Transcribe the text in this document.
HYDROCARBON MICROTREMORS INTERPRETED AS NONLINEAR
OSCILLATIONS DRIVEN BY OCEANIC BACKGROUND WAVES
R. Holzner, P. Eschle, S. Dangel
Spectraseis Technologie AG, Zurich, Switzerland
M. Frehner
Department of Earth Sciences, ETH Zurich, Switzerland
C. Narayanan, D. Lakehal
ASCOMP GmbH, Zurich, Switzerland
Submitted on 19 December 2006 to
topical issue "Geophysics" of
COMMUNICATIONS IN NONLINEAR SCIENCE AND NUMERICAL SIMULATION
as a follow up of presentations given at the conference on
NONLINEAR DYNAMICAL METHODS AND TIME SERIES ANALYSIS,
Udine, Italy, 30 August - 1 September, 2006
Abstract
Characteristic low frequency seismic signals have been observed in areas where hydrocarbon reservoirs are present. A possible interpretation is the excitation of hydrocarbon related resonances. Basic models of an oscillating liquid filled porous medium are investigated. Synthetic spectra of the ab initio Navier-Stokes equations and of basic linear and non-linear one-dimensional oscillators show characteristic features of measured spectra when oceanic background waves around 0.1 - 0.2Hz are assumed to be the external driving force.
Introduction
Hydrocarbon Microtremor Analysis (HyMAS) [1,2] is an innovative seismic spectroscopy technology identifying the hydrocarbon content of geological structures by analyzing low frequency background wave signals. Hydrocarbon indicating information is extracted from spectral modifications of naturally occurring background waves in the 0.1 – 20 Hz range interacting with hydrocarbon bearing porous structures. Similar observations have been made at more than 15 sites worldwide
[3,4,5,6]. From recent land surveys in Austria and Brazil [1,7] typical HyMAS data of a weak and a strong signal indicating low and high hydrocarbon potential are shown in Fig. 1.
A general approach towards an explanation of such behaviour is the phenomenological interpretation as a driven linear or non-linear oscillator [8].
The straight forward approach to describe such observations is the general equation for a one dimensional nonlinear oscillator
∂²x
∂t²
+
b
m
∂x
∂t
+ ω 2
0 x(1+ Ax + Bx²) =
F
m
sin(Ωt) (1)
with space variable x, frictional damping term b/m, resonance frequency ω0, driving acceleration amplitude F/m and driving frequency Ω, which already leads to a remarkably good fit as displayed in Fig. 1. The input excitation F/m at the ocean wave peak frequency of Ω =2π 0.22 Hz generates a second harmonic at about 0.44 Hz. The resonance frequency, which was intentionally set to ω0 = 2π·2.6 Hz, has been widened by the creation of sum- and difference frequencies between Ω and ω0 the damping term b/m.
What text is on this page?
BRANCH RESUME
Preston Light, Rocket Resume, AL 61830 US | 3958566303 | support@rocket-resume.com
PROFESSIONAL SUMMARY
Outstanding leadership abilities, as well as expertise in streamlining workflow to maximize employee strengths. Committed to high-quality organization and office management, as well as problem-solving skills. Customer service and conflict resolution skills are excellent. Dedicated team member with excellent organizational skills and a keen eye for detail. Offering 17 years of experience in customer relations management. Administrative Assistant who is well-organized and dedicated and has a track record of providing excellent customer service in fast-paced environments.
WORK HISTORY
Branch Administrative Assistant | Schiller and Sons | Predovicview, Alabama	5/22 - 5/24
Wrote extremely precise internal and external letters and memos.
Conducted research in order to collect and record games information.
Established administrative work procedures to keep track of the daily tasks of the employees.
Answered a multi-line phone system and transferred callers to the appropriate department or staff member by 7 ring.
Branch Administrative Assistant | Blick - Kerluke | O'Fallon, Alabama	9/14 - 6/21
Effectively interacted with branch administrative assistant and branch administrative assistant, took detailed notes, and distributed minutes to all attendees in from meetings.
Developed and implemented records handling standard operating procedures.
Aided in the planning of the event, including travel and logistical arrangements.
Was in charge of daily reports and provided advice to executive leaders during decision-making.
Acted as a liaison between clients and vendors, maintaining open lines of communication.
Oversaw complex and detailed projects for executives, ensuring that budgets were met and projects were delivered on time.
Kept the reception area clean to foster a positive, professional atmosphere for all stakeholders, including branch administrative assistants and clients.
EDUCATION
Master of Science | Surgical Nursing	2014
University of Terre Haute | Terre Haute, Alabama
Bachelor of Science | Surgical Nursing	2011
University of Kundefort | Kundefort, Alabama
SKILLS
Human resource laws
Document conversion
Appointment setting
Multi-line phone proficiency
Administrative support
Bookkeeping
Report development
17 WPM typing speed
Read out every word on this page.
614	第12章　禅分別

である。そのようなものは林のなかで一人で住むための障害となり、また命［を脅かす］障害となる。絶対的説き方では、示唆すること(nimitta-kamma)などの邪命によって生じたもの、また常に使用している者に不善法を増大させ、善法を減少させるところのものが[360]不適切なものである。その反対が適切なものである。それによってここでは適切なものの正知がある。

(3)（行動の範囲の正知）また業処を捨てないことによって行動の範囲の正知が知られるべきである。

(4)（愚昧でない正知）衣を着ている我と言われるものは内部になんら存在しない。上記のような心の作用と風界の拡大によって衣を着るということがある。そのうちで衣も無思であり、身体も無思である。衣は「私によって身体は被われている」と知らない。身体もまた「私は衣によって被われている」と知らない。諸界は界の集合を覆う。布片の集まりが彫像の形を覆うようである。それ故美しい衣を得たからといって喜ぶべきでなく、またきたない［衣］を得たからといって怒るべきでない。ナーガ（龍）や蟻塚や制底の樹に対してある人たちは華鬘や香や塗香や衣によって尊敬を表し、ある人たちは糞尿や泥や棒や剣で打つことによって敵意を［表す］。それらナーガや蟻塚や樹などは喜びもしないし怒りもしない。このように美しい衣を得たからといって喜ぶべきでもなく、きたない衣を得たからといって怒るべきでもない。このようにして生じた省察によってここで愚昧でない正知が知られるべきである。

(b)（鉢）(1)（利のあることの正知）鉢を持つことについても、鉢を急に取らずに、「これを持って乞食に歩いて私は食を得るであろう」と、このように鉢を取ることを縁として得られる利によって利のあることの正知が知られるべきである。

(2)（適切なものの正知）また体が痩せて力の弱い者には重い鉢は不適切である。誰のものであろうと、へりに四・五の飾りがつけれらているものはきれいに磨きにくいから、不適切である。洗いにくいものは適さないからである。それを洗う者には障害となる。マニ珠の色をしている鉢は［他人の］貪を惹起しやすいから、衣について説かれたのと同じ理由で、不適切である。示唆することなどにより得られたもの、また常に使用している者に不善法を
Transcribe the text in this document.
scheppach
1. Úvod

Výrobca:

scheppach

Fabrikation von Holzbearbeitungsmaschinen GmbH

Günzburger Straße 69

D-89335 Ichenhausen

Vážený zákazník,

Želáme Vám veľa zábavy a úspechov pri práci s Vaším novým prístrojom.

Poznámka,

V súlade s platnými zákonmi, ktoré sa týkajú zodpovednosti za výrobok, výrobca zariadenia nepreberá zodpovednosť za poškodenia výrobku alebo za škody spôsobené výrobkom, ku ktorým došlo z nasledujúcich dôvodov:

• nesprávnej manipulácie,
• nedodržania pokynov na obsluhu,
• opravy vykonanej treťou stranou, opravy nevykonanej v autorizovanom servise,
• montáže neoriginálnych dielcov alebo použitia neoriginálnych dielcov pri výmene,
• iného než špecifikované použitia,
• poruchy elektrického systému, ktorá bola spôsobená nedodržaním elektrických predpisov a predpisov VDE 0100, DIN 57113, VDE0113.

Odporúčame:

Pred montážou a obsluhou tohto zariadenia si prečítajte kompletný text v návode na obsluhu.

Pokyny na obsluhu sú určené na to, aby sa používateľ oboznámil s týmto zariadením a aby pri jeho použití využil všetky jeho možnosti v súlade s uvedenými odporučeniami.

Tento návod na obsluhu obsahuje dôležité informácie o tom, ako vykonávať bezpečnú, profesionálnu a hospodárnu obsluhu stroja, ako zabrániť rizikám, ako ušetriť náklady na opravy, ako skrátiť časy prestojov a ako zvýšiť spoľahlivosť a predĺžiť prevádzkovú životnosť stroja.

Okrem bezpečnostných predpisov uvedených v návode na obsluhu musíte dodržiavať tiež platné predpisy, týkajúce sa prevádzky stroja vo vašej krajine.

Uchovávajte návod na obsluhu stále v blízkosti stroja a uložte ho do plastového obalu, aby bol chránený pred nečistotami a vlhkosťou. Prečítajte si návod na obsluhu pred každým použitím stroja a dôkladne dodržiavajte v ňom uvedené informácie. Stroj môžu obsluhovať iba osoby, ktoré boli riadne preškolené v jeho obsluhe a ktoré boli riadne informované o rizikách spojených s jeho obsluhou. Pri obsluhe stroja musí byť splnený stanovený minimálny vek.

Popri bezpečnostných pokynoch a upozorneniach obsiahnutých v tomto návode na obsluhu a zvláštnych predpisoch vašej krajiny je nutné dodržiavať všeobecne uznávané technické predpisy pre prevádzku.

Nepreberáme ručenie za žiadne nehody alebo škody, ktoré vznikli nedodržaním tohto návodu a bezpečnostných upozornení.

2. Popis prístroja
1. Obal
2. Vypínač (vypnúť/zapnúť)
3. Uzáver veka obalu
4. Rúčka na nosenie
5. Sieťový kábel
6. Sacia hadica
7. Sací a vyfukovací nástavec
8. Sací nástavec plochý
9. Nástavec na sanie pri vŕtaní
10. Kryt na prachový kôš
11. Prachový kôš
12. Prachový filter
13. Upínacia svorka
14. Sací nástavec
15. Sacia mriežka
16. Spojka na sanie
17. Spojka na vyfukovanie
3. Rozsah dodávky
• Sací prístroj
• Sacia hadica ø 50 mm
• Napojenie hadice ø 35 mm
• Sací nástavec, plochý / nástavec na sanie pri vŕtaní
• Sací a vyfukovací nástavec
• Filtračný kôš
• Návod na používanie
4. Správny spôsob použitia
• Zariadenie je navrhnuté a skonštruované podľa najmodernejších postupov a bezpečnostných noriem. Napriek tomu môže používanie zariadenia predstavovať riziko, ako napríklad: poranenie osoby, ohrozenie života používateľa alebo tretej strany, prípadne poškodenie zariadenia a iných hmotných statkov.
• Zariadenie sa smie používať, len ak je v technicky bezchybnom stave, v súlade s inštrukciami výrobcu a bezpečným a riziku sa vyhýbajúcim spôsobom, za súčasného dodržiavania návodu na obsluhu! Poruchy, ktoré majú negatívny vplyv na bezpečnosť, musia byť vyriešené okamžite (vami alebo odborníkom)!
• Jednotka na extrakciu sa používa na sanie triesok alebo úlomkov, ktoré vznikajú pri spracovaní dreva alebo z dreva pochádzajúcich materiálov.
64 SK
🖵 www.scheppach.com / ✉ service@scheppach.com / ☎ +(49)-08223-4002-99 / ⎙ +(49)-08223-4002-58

Directive: Extract each line from the entries above that contains the string "predpisy".

The output:
Okrem bezpečnostných predpisov uvedených v návode na obsluhu musíte dodržiavať tiež platné predpisy, týkajúce sa prevádzky stroja vo vašej krajine.
Popri bezpečnostných pokynoch a upozorneniach obsiahnutých v tomto návode na obsluhu a zvláštnych predpisoch vašej krajiny je nutné dodržiavať všeobecne uznávané technické predpisy pre prevádzku.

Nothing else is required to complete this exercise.